■ **WHAT TO DO**:
Look for the string "height" in every line, and copy each line that has it.

· · ·

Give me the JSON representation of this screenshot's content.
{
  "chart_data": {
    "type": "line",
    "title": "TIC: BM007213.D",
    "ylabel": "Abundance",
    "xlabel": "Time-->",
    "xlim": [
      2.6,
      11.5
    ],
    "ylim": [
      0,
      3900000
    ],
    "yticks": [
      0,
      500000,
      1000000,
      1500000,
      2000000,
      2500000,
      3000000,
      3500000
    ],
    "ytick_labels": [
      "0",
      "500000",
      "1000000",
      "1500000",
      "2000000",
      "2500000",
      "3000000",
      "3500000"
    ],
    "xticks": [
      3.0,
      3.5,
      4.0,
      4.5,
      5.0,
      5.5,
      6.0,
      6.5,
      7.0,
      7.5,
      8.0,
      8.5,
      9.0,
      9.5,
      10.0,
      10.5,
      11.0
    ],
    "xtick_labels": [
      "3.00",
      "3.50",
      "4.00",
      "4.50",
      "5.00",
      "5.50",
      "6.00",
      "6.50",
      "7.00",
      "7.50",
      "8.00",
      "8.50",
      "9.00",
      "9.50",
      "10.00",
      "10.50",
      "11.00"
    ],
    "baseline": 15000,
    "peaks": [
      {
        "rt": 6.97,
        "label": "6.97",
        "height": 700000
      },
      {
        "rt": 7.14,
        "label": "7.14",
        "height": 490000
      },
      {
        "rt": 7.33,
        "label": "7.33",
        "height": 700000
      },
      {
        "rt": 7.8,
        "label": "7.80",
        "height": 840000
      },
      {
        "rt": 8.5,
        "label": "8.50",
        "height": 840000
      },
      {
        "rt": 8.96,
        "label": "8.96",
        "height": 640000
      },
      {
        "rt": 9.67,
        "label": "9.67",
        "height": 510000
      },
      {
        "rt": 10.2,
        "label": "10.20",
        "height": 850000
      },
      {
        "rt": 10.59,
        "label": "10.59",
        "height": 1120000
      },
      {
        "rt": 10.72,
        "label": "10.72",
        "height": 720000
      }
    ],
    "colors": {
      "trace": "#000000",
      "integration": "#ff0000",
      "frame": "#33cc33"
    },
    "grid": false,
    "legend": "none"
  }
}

· · ·

■ **RESULT OF THE EXERCISE**:
        "height": 700000
        "height": 490000
        "height": 700000
        "height": 840000
        "height": 840000
        "height": 640000
        "height": 510000
        "height": 850000
        "height": 1120000
        "height": 720000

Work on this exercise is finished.